**Task brief:** Pull out every line containing the string "Защита".

(Entries taken from a collection)
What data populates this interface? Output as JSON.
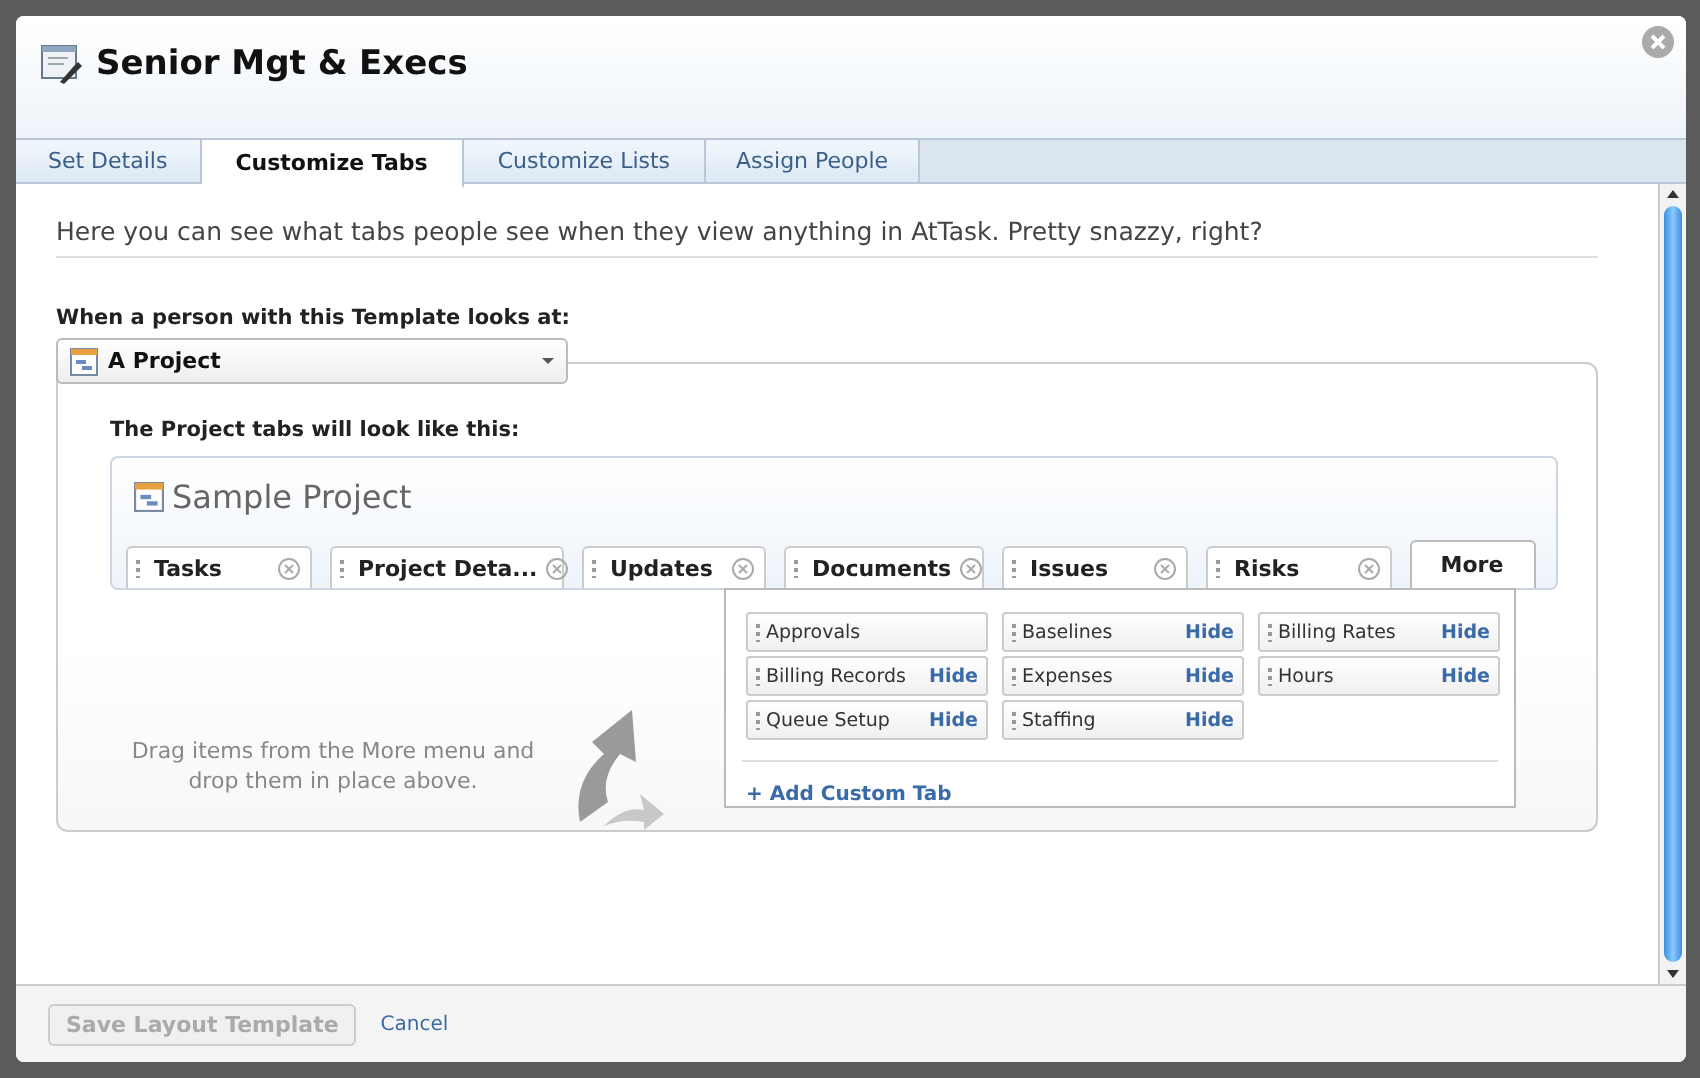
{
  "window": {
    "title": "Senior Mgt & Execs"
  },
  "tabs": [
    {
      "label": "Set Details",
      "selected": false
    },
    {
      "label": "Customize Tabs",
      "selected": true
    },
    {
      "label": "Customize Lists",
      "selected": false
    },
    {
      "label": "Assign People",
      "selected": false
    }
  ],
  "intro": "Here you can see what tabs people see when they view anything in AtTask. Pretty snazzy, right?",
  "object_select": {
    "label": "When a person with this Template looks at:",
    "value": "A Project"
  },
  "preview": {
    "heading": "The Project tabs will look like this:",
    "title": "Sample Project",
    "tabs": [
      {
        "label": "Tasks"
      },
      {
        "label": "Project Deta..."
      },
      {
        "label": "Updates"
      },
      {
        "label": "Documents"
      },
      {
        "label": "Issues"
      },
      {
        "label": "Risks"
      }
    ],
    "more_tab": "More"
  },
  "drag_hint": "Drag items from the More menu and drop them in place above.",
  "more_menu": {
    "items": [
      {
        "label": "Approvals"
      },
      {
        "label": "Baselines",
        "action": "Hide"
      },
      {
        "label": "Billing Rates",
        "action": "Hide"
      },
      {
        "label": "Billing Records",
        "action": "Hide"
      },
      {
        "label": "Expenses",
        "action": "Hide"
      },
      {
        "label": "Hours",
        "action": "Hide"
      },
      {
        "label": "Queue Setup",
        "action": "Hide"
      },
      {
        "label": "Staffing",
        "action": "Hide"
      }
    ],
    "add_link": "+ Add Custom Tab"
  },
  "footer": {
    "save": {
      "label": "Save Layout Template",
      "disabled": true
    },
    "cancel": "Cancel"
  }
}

---

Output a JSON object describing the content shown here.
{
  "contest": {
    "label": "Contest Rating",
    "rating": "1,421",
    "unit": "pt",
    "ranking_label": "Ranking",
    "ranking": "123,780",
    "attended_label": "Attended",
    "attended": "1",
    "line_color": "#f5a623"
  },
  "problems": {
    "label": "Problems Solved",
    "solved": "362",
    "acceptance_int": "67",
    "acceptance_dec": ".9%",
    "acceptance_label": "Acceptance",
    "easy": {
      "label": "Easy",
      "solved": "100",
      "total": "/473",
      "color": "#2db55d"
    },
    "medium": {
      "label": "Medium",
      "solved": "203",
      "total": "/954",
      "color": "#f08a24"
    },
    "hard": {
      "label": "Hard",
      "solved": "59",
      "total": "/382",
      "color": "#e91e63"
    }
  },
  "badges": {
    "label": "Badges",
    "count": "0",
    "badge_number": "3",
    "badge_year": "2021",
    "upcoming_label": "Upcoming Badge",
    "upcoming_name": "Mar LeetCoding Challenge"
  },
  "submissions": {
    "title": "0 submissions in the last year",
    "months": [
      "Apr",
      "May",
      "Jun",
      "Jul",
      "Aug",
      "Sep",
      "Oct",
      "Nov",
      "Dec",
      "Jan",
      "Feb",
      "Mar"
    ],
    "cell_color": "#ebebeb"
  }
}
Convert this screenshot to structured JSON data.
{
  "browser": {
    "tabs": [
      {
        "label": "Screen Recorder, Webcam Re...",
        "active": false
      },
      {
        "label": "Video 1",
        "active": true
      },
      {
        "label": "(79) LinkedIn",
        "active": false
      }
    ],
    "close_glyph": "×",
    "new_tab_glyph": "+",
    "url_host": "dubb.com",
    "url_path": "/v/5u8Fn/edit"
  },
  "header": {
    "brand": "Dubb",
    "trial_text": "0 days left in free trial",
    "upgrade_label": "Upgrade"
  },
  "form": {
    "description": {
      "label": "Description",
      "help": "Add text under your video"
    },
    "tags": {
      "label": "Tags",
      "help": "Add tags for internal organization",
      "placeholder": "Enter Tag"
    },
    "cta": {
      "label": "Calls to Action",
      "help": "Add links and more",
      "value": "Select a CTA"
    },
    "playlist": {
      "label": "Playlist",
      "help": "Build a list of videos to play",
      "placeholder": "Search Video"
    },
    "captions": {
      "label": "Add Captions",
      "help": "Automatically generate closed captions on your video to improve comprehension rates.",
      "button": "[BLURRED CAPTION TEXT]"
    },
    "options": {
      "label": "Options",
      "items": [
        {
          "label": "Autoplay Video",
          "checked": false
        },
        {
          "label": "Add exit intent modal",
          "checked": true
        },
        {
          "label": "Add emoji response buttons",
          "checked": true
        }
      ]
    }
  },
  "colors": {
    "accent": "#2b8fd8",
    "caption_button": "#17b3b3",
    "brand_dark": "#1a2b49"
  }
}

--

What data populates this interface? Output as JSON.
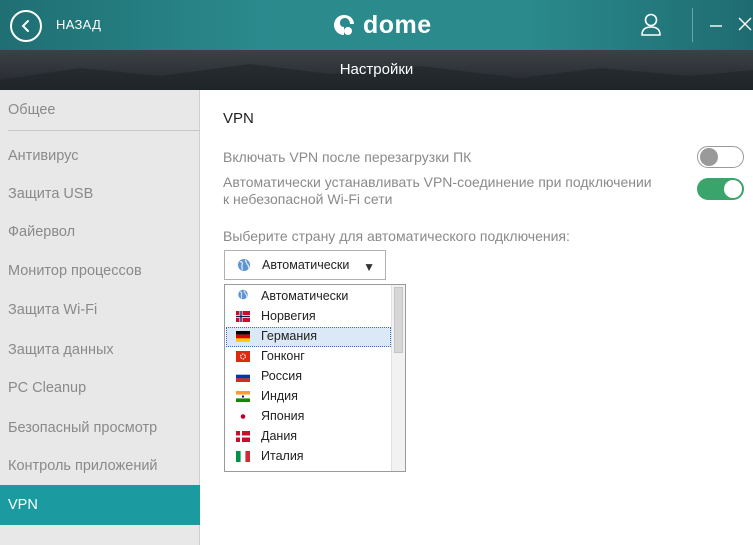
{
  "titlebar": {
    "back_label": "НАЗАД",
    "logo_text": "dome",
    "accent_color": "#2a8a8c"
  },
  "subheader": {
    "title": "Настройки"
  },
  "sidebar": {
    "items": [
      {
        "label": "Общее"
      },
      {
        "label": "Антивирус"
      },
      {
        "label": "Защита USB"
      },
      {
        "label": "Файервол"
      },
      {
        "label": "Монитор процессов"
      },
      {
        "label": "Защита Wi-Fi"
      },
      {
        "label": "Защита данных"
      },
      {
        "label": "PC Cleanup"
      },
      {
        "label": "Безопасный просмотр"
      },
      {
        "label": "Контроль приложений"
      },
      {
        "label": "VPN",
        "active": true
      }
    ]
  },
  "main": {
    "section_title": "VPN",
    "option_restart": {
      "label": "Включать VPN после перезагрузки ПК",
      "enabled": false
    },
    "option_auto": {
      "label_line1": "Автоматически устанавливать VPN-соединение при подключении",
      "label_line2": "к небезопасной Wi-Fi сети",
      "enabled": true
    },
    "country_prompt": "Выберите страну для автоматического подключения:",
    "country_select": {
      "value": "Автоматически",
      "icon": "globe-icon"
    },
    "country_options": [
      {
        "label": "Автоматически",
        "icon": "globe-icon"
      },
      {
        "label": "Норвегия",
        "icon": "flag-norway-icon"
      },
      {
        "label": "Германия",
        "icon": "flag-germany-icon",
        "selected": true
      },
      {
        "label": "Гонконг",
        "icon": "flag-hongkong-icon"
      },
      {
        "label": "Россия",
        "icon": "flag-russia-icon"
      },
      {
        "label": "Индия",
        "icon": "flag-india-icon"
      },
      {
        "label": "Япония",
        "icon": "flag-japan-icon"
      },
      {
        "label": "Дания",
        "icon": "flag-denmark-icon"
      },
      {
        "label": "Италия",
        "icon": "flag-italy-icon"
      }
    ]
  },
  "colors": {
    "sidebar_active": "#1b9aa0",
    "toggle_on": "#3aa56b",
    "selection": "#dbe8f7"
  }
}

**Task response:**
        "label": "Защита USB"
        "label": "Защита Wi-Fi"
        "label": "Защита данных"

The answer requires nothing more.